Extract the lines word for word, beginning at the line that contains "ma-selector-label[interactable]: 均线 [794, 104, 824, 121]" and stopping after the line that contains "indicator-tab[interactable]: OBV [576, 565, 608, 581]".
-------- Listing --------
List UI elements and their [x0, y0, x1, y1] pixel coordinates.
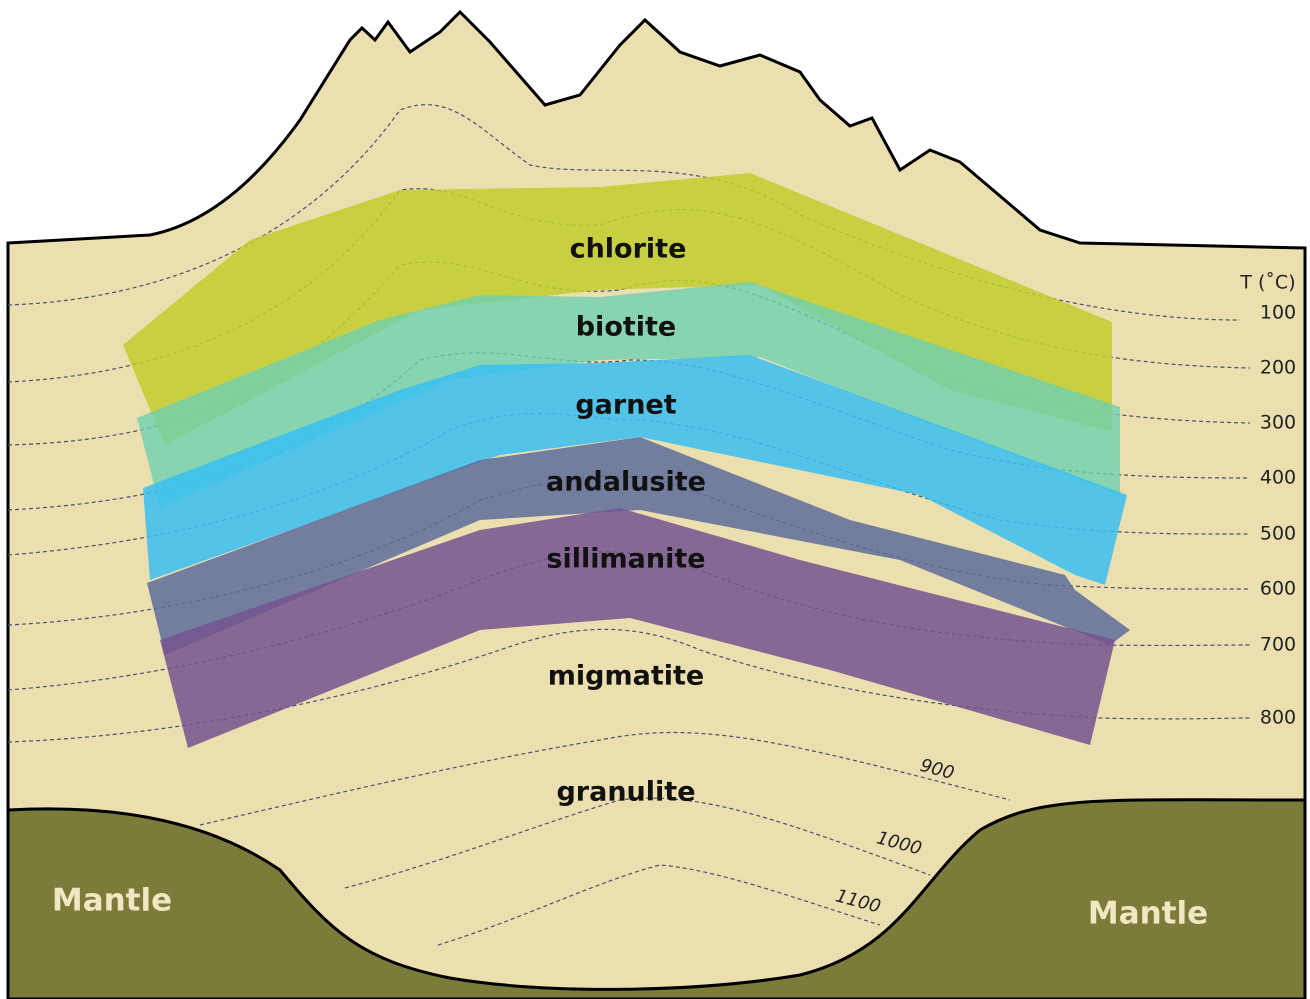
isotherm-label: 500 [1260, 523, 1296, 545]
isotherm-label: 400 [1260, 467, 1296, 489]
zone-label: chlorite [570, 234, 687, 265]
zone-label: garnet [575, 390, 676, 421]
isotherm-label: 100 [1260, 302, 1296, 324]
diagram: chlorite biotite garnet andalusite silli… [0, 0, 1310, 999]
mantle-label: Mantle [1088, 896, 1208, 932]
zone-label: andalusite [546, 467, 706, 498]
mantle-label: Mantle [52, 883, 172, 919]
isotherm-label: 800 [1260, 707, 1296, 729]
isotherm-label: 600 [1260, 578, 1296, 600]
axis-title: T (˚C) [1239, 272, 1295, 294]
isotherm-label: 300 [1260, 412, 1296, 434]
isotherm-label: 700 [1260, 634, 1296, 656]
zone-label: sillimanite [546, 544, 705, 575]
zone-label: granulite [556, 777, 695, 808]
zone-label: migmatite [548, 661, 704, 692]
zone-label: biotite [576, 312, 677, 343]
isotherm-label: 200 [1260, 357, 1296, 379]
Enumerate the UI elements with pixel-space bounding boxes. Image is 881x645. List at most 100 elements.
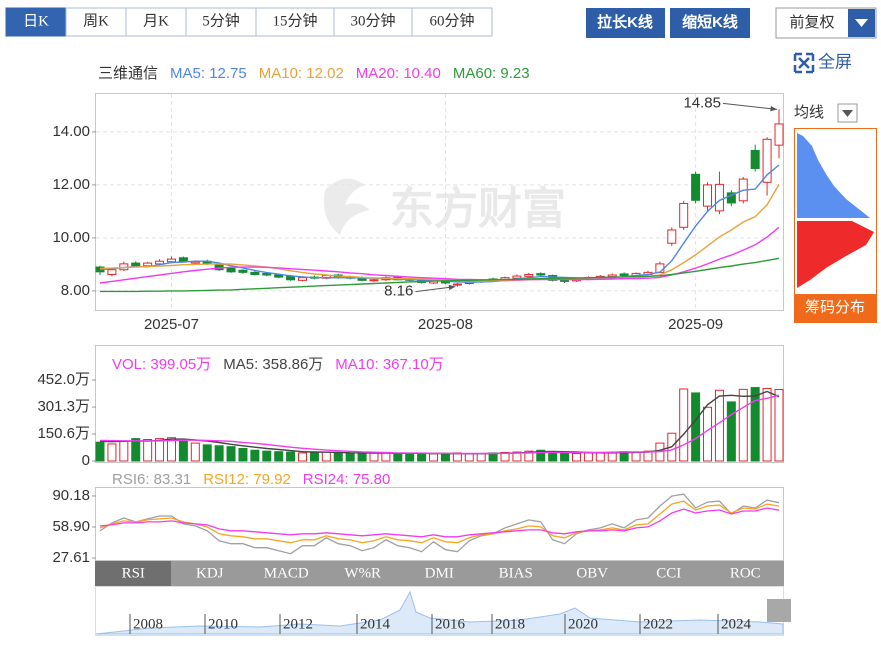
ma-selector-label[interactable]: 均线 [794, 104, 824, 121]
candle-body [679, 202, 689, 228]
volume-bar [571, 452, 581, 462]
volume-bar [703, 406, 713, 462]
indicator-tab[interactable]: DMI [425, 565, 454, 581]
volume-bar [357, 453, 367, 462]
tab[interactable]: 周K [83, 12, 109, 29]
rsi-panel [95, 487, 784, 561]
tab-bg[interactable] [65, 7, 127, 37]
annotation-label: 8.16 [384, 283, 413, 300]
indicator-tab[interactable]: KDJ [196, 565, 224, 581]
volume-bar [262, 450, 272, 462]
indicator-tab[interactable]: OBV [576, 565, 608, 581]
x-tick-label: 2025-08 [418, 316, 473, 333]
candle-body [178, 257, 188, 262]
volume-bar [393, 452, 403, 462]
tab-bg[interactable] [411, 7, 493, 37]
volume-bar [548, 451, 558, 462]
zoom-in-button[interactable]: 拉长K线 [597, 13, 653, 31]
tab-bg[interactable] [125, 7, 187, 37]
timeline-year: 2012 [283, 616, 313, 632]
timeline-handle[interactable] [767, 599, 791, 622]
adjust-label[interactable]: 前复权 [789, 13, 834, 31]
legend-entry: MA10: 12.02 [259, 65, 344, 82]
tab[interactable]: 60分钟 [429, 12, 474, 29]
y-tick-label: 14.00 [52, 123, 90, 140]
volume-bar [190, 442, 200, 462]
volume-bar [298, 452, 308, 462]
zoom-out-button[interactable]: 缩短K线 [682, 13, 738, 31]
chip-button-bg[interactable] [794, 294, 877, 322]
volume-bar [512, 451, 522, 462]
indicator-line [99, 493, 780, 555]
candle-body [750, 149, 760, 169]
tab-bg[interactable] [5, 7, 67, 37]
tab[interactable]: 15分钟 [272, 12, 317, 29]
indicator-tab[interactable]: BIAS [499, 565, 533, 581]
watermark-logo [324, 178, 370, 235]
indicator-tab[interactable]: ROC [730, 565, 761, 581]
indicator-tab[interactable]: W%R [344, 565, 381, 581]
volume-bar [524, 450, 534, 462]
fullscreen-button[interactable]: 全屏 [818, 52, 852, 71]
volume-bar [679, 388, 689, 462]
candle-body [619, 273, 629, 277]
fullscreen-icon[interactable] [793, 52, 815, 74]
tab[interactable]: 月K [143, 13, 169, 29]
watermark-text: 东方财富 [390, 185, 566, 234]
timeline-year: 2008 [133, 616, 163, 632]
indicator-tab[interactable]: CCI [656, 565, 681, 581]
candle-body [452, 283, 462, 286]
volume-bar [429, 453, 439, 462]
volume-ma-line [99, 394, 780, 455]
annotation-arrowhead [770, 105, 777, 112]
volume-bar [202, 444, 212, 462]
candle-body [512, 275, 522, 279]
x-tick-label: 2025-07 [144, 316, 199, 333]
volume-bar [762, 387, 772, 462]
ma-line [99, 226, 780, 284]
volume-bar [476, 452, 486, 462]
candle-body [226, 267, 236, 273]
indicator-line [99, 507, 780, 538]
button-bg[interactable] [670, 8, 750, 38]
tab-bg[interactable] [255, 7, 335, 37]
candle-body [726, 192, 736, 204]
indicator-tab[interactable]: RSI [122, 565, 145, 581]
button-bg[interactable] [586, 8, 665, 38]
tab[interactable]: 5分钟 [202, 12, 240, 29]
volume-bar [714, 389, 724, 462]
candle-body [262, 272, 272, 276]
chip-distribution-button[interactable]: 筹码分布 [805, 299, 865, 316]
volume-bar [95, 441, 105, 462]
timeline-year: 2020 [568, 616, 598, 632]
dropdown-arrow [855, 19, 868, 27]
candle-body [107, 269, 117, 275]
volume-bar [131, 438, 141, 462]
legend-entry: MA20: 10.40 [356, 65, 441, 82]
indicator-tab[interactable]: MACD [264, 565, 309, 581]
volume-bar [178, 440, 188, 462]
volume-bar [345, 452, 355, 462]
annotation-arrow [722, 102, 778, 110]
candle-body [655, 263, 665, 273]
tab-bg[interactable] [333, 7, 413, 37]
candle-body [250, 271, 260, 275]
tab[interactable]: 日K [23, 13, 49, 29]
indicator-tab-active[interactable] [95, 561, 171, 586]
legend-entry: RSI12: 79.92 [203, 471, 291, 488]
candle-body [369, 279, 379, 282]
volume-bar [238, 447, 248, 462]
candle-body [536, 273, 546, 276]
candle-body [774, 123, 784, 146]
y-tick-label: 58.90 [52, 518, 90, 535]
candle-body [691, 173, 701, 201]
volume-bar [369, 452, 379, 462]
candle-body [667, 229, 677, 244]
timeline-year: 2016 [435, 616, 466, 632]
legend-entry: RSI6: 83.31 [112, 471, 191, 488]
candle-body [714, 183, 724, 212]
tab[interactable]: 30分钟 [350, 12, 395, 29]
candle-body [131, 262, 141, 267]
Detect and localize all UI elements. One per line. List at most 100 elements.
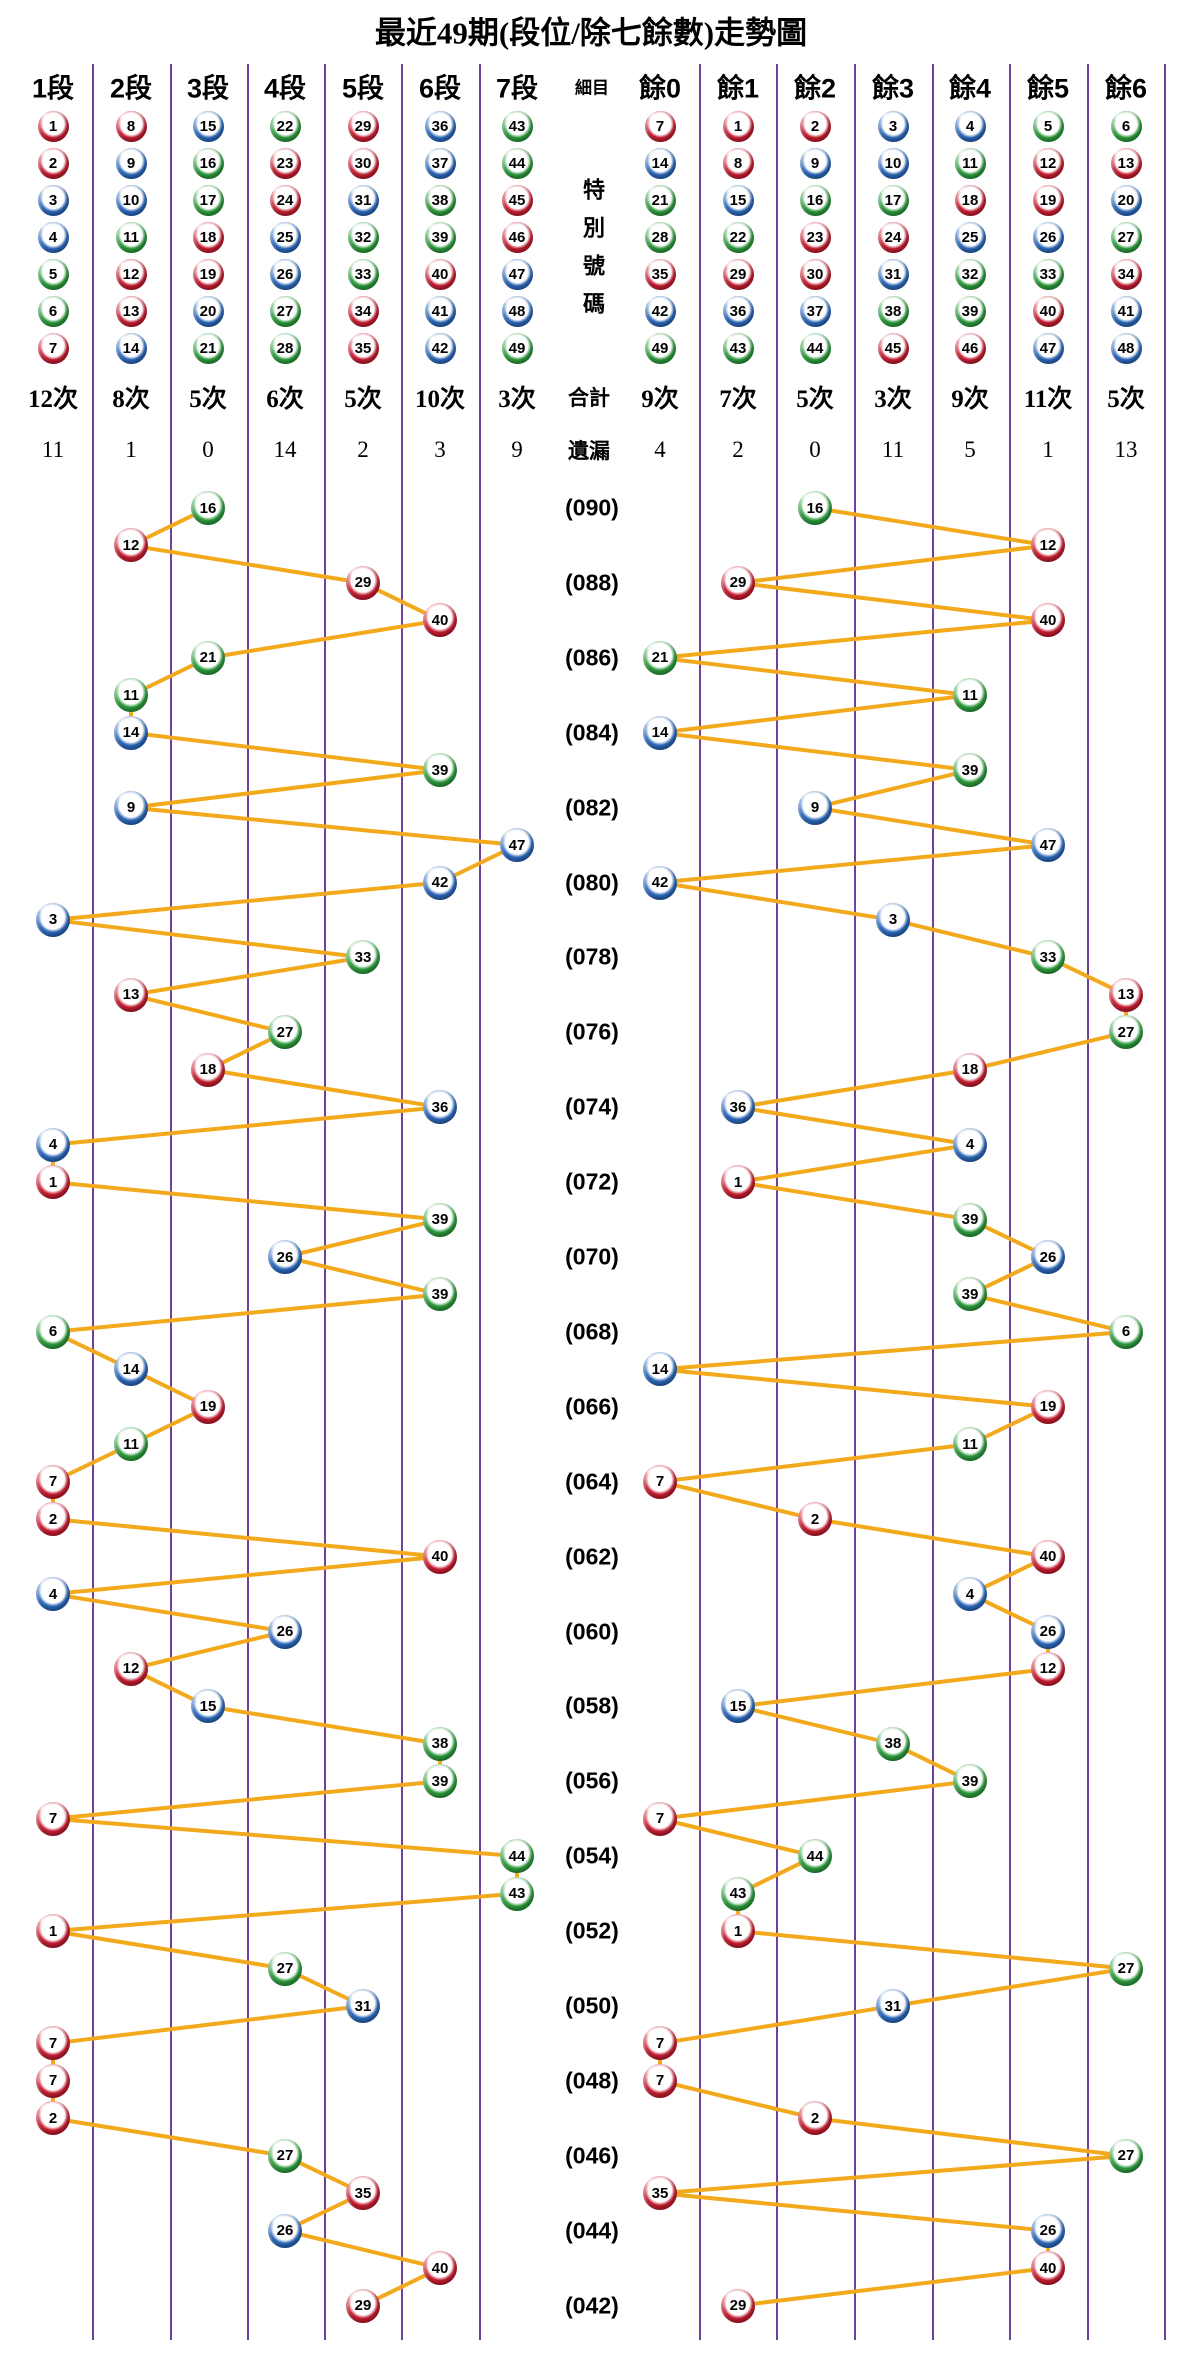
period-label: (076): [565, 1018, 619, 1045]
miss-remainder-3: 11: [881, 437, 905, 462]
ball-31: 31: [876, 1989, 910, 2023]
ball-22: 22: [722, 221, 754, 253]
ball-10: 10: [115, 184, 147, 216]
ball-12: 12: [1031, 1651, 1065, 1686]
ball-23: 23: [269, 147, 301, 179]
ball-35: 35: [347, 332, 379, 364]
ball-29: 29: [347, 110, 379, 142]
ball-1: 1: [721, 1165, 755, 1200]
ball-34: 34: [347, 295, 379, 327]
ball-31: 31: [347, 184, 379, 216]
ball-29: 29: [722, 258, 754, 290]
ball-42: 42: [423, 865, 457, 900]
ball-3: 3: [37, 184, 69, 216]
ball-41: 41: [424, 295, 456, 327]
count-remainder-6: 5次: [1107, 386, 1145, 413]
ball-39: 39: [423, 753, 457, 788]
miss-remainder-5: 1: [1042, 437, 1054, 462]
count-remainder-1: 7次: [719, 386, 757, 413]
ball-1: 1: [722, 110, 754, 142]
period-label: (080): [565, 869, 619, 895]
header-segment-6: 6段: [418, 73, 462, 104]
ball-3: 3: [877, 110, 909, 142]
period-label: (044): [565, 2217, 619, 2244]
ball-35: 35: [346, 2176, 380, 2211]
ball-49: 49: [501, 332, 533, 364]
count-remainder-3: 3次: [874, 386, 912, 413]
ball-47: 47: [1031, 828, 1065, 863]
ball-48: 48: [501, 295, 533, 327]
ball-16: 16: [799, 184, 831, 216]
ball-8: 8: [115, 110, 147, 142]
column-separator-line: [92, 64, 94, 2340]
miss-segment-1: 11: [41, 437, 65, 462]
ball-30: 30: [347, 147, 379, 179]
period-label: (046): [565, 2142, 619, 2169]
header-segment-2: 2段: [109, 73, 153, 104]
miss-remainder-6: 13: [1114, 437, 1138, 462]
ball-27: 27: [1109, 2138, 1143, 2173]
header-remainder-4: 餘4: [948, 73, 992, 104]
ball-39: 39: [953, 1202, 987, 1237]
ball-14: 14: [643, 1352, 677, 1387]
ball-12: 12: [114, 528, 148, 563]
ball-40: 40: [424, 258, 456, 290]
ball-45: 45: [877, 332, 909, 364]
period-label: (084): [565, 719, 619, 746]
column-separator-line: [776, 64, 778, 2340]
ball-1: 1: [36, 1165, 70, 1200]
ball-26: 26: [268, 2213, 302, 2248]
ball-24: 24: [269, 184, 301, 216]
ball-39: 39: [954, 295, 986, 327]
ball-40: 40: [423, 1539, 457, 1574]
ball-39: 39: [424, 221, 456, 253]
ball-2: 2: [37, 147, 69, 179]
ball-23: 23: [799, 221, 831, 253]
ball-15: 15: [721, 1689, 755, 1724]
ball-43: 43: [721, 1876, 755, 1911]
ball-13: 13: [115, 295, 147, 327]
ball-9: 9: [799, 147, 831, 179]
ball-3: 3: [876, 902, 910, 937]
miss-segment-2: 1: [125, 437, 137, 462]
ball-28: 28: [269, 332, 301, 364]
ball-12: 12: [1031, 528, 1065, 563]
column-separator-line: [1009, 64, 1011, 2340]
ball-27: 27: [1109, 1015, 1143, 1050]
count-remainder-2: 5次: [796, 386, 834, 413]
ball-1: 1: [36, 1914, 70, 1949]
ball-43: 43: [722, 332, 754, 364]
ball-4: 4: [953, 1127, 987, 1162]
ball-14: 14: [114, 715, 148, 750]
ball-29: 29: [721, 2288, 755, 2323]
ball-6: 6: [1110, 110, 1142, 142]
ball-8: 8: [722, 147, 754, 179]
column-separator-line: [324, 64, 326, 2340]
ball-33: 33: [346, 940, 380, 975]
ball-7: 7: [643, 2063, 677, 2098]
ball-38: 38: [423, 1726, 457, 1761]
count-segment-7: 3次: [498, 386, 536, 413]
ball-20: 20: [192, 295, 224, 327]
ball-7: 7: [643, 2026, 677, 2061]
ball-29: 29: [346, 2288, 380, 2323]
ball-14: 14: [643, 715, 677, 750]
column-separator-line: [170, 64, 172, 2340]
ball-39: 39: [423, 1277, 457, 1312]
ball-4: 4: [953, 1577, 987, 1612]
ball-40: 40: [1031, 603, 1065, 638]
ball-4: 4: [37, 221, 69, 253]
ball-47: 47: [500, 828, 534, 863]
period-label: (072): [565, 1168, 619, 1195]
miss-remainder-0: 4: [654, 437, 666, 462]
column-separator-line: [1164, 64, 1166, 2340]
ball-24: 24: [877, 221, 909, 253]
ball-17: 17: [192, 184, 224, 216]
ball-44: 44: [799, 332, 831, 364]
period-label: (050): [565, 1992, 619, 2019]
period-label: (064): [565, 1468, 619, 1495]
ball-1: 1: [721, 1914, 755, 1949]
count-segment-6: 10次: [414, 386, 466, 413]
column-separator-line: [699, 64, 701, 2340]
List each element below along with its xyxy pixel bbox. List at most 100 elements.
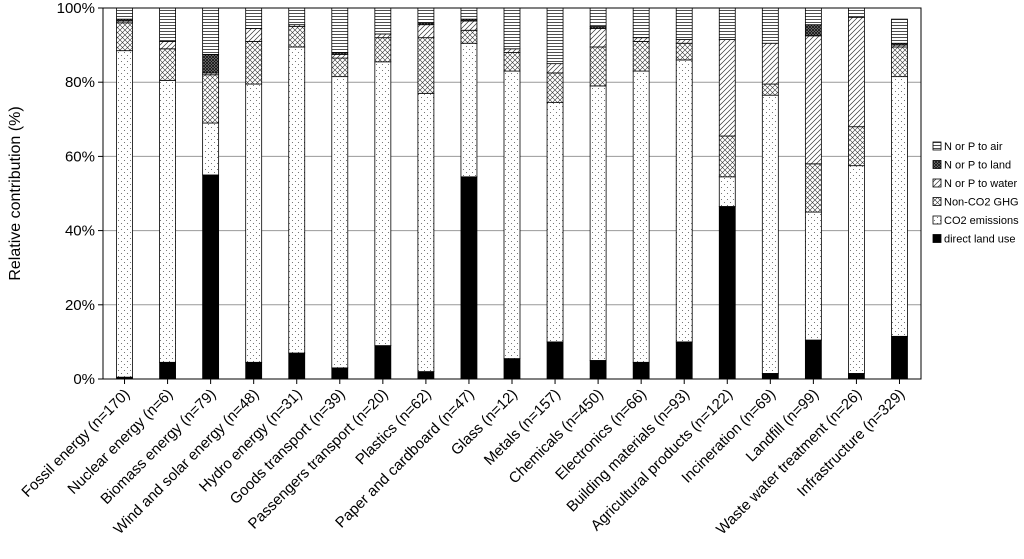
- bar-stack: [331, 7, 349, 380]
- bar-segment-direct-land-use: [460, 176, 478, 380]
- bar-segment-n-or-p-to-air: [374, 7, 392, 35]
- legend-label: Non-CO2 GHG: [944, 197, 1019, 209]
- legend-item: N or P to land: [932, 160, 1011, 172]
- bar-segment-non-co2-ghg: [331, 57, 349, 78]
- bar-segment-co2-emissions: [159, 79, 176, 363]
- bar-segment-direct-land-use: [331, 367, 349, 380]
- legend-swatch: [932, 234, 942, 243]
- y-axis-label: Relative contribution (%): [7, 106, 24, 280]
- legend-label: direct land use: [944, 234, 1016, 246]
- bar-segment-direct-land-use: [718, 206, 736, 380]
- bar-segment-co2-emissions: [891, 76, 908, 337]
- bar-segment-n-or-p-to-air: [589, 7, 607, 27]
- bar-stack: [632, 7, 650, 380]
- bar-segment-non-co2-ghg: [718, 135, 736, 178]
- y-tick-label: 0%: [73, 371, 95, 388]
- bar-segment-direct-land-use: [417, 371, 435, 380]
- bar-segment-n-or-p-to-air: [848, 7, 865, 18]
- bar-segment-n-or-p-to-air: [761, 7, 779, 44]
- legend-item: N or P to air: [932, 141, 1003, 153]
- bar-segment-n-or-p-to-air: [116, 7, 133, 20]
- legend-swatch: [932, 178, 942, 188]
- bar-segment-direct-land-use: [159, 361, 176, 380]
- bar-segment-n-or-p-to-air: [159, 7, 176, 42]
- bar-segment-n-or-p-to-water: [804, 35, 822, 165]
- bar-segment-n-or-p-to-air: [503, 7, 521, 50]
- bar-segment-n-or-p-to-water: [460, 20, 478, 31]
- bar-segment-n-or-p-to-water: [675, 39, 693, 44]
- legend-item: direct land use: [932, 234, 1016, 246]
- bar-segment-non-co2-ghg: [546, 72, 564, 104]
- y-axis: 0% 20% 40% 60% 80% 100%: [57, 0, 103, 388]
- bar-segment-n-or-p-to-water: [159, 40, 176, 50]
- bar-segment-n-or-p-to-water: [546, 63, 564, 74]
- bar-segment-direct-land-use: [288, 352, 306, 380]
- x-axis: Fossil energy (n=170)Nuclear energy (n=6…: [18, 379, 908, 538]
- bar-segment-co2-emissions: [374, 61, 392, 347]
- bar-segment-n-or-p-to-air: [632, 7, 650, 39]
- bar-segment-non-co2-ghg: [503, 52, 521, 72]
--------
*Written response*.
ma-selector-label[interactable]: 均线 [794, 104, 824, 121]
candle-body [679, 202, 689, 228]
volume-bar [571, 452, 581, 462]
volume-bar [703, 406, 713, 462]
indicator-tab[interactable]: DMI [425, 565, 454, 581]
volume-bar [357, 453, 367, 462]
tab[interactable]: 周K [83, 12, 109, 29]
rsi-panel [95, 487, 784, 561]
tab-bg[interactable] [65, 7, 127, 37]
annotation-label: 8.16 [384, 283, 413, 300]
indicator-tab[interactable]: KDJ [196, 565, 224, 581]
volume-bar [262, 450, 272, 462]
indicator-tab[interactable]: OBV [576, 565, 608, 581]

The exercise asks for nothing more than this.